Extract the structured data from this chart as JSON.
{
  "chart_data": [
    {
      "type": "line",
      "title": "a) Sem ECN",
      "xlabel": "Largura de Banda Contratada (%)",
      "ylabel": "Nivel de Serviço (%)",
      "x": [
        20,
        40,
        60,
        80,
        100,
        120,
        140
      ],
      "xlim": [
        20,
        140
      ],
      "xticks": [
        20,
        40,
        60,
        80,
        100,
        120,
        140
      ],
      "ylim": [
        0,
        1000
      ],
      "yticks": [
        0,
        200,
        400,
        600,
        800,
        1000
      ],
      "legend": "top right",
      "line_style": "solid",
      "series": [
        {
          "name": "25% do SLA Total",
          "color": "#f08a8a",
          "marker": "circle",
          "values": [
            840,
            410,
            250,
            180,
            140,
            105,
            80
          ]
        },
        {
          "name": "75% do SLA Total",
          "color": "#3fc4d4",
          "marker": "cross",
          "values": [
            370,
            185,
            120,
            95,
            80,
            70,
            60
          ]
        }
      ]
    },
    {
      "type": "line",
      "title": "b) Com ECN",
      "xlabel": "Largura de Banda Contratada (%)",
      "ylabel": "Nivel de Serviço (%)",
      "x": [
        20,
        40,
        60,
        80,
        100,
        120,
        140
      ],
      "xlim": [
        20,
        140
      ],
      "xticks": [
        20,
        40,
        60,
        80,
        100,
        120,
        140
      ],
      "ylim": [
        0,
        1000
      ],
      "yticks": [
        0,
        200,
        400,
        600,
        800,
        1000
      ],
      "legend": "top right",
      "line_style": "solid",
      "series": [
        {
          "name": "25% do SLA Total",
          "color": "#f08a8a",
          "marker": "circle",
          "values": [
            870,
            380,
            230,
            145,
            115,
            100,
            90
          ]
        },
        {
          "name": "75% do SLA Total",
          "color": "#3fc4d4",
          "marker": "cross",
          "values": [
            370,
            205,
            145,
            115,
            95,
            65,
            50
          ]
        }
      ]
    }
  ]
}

=-=-=

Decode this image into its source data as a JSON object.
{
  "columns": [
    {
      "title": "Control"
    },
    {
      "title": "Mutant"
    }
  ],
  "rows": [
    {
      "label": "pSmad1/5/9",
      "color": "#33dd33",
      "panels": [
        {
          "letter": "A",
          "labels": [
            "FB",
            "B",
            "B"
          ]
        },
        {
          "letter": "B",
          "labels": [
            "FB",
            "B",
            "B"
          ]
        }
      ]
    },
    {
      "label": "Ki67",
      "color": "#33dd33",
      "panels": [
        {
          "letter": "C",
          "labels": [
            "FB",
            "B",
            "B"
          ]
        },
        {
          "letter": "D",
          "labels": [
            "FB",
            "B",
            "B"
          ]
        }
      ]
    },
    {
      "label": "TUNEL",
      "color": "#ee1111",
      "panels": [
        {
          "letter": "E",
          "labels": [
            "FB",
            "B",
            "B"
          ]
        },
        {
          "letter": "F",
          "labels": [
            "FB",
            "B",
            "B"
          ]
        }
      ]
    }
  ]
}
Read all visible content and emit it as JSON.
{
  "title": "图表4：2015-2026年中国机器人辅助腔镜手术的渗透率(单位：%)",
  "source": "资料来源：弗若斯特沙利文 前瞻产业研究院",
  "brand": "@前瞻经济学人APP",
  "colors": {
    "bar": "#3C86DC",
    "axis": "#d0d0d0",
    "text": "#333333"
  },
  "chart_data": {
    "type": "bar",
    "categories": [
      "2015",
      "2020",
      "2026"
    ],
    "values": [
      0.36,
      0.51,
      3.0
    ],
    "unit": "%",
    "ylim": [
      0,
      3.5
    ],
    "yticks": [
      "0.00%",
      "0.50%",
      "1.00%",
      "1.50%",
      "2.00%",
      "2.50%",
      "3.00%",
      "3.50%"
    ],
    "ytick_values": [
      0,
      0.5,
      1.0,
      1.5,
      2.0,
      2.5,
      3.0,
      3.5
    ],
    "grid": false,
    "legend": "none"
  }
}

=-=-=

> _Objective_
Pick out every line above that contains the word "JSON" and copy it.

> _Solved problem_
Extract the structured data from this chart as JSON.
Decode this image into its source data as a JSON object.
Read all visible content and emit it as JSON.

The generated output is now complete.